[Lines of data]
.....
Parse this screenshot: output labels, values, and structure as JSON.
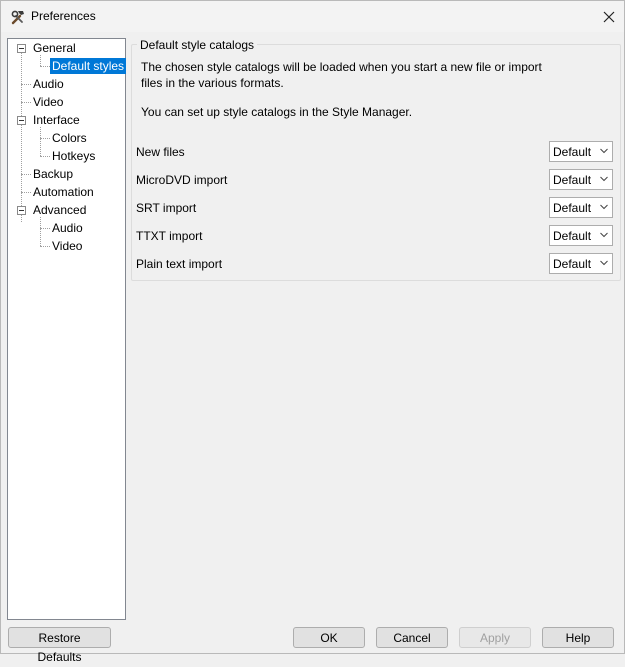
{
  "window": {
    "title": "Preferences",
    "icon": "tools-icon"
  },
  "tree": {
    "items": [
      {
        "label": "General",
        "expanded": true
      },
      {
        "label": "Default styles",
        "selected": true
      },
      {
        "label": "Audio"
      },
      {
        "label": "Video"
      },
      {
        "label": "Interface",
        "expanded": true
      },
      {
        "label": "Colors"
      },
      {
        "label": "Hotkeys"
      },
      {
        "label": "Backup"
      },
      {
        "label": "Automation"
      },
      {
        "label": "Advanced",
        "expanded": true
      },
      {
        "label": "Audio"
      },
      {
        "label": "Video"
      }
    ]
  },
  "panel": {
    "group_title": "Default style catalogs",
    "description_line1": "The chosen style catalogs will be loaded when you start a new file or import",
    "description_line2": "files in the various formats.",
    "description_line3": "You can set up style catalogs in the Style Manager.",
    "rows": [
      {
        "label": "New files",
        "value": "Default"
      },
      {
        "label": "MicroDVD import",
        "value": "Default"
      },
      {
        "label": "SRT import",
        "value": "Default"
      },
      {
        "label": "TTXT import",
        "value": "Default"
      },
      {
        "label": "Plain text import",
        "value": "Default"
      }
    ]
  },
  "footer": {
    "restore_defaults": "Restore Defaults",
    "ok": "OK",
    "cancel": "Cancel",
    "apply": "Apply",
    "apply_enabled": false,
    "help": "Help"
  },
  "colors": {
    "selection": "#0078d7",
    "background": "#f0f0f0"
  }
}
.....
### WHAT IS REQUIRED
Repeat verbatim all the material, but not the pictures.

### PROBLEM SOLUTION
Parse this screenshot: output labels, values, and structure as JSON.
{
  "window": {
    "title": "Preferences",
    "icon": "tools-icon"
  },
  "tree": {
    "items": [
      {
        "label": "General",
        "expanded": true
      },
      {
        "label": "Default styles",
        "selected": true
      },
      {
        "label": "Audio"
      },
      {
        "label": "Video"
      },
      {
        "label": "Interface",
        "expanded": true
      },
      {
        "label": "Colors"
      },
      {
        "label": "Hotkeys"
      },
      {
        "label": "Backup"
      },
      {
        "label": "Automation"
      },
      {
        "label": "Advanced",
        "expanded": true
      },
      {
        "label": "Audio"
      },
      {
        "label": "Video"
      }
    ]
  },
  "panel": {
    "group_title": "Default style catalogs",
    "description_line1": "The chosen style catalogs will be loaded when you start a new file or import",
    "description_line2": "files in the various formats.",
    "description_line3": "You can set up style catalogs in the Style Manager.",
    "rows": [
      {
        "label": "New files",
        "value": "Default"
      },
      {
        "label": "MicroDVD import",
        "value": "Default"
      },
      {
        "label": "SRT import",
        "value": "Default"
      },
      {
        "label": "TTXT import",
        "value": "Default"
      },
      {
        "label": "Plain text import",
        "value": "Default"
      }
    ]
  },
  "footer": {
    "restore_defaults": "Restore Defaults",
    "ok": "OK",
    "cancel": "Cancel",
    "apply": "Apply",
    "apply_enabled": false,
    "help": "Help"
  },
  "colors": {
    "selection": "#0078d7",
    "background": "#f0f0f0"
  }
}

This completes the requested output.